» **Task objective**
Output all the entries word for word. Omit the pictures.

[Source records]
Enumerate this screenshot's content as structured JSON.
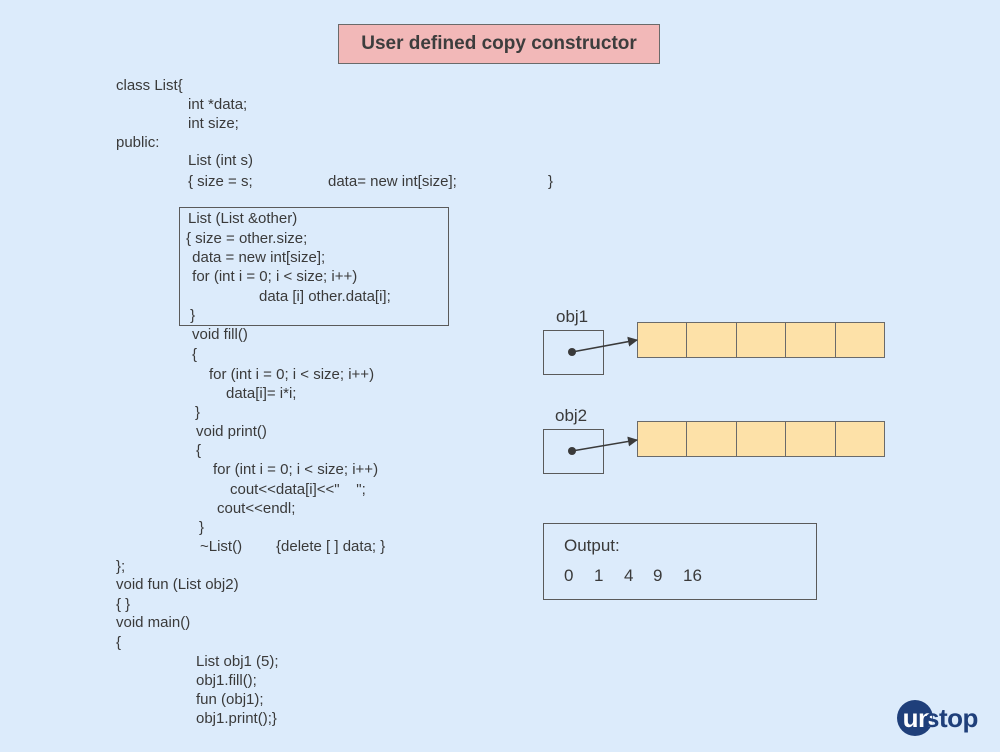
{
  "title": "User defined copy constructor",
  "code": {
    "lines": [
      "class List{",
      "int *data;",
      "int size;",
      "public:",
      "List (int s)",
      "{ size = s;",
      "data= new int[size];",
      "}",
      "List (List &other)",
      "{ size = other.size;",
      " data = new int[size];",
      " for (int i = 0; i < size; i++)",
      "data [i] other.data[i];",
      " }",
      "void fill()",
      "{",
      "for (int i = 0; i < size; i++)",
      "data[i]= i*i;",
      "}",
      "void print()",
      "{",
      "for (int i = 0; i < size; i++)",
      "cout<<data[i]<<\"    \";",
      "cout<<endl;",
      "}",
      "~List()",
      "{delete [ ] data; }",
      "};",
      "void fun (List obj2)",
      "{ }",
      "void main()",
      "{",
      "List obj1 (5);",
      "obj1.fill();",
      "fun (obj1);",
      "obj1.print();}"
    ]
  },
  "diagram": {
    "objects": [
      {
        "label": "obj1",
        "array_size": 5
      },
      {
        "label": "obj2",
        "array_size": 5
      }
    ],
    "array_fill_color": "#fde1a8"
  },
  "output": {
    "label": "Output:",
    "values": [
      "0",
      "1",
      "4",
      "9",
      "16"
    ]
  },
  "logo": {
    "text_circle": "un",
    "text_rest": "stop",
    "color": "#1f3f7a"
  }
}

» **Solution to this problem**
Enumerate this screenshot's content as structured JSON.
{
  "title": "User defined copy constructor",
  "code": {
    "lines": [
      "class List{",
      "int *data;",
      "int size;",
      "public:",
      "List (int s)",
      "{ size = s;",
      "data= new int[size];",
      "}",
      "List (List &other)",
      "{ size = other.size;",
      " data = new int[size];",
      " for (int i = 0; i < size; i++)",
      "data [i] other.data[i];",
      " }",
      "void fill()",
      "{",
      "for (int i = 0; i < size; i++)",
      "data[i]= i*i;",
      "}",
      "void print()",
      "{",
      "for (int i = 0; i < size; i++)",
      "cout<<data[i]<<\"    \";",
      "cout<<endl;",
      "}",
      "~List()",
      "{delete [ ] data; }",
      "};",
      "void fun (List obj2)",
      "{ }",
      "void main()",
      "{",
      "List obj1 (5);",
      "obj1.fill();",
      "fun (obj1);",
      "obj1.print();}"
    ]
  },
  "diagram": {
    "objects": [
      {
        "label": "obj1",
        "array_size": 5
      },
      {
        "label": "obj2",
        "array_size": 5
      }
    ],
    "array_fill_color": "#fde1a8"
  },
  "output": {
    "label": "Output:",
    "values": [
      "0",
      "1",
      "4",
      "9",
      "16"
    ]
  },
  "logo": {
    "text_circle": "un",
    "text_rest": "stop",
    "color": "#1f3f7a"
  }
}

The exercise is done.